● Exercise requirements: In the entries, find all lines that hold the word "Research" and copy them.

● Data lines:
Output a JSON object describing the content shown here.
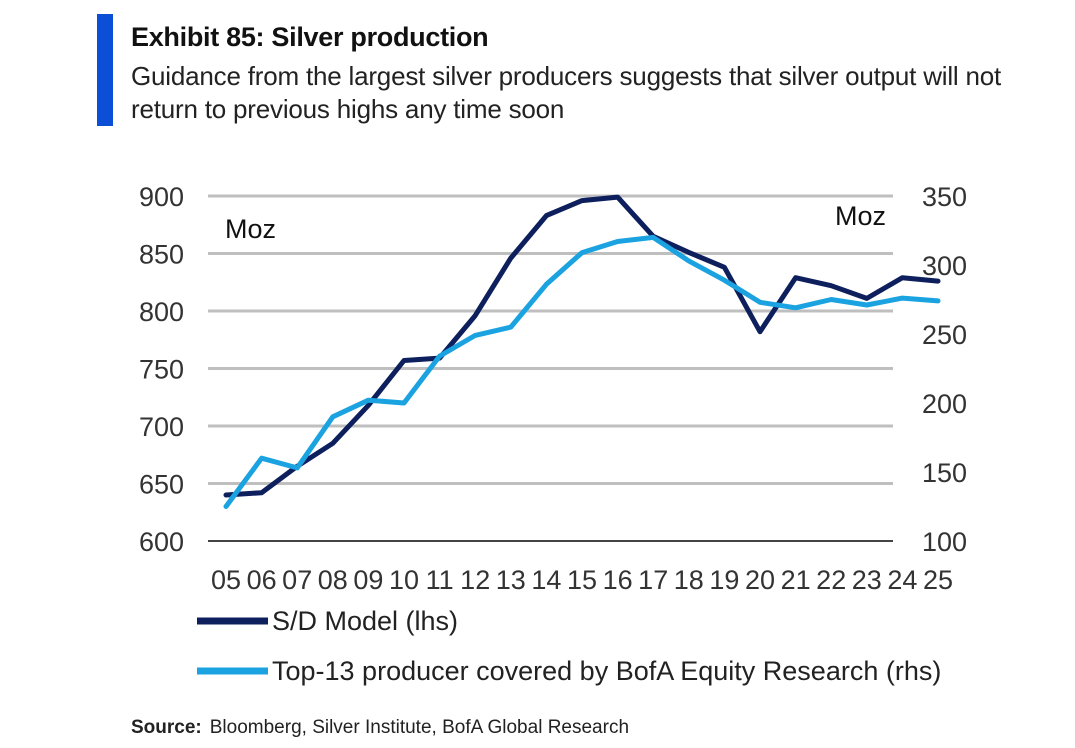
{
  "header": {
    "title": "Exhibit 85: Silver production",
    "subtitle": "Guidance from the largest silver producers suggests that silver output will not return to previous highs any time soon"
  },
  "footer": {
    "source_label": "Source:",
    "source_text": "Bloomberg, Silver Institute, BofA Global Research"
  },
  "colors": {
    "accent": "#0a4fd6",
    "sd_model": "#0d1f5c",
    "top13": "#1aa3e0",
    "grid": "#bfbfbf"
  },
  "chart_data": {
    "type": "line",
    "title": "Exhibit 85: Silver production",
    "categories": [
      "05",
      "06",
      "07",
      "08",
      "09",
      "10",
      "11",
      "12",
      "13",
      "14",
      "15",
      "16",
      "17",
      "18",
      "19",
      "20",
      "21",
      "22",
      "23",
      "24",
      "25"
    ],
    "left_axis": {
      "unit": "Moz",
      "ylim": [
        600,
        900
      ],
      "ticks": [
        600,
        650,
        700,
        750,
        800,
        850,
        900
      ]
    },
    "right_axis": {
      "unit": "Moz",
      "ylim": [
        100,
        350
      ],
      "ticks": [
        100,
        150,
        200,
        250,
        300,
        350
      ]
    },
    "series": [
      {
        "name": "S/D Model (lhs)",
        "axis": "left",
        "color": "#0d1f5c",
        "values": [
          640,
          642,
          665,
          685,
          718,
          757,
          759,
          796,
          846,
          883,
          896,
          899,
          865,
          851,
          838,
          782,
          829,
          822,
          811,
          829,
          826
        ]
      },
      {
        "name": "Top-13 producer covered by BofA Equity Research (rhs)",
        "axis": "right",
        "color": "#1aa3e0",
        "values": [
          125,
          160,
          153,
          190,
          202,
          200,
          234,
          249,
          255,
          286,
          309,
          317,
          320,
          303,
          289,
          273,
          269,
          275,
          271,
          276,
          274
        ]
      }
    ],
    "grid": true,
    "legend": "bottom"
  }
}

--

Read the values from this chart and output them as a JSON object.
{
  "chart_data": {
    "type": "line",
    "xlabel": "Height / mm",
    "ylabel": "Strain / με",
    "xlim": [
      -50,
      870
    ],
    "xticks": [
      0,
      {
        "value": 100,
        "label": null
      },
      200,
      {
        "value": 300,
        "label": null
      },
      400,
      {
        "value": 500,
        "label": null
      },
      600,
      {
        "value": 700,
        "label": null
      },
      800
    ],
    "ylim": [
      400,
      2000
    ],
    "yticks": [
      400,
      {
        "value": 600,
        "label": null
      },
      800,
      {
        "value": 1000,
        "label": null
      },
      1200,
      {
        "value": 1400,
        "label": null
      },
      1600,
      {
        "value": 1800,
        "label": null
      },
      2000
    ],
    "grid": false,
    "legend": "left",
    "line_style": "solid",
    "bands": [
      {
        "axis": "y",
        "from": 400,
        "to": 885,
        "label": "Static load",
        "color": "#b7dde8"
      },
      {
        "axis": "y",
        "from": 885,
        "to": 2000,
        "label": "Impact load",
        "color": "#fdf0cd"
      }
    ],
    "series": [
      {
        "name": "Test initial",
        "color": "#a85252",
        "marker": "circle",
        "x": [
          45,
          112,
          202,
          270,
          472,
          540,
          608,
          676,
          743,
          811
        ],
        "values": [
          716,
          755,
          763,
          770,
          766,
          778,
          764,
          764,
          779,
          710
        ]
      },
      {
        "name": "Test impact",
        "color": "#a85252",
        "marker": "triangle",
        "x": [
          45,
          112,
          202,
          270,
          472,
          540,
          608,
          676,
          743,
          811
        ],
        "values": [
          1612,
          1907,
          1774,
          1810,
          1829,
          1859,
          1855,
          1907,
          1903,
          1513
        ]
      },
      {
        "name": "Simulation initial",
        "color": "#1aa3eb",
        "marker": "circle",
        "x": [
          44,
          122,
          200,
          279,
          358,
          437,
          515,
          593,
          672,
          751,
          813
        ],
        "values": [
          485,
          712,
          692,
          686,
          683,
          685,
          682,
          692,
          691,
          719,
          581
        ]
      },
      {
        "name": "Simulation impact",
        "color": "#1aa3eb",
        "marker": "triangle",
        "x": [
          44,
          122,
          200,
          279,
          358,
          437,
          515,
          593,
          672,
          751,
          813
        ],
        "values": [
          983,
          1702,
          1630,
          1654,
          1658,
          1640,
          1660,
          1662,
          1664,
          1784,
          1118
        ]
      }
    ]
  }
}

● Reply:
    "source_text": "Bloomberg, Silver Institute, BofA Global Research"
        "name": "Top-13 producer covered by BofA Equity Research (rhs)",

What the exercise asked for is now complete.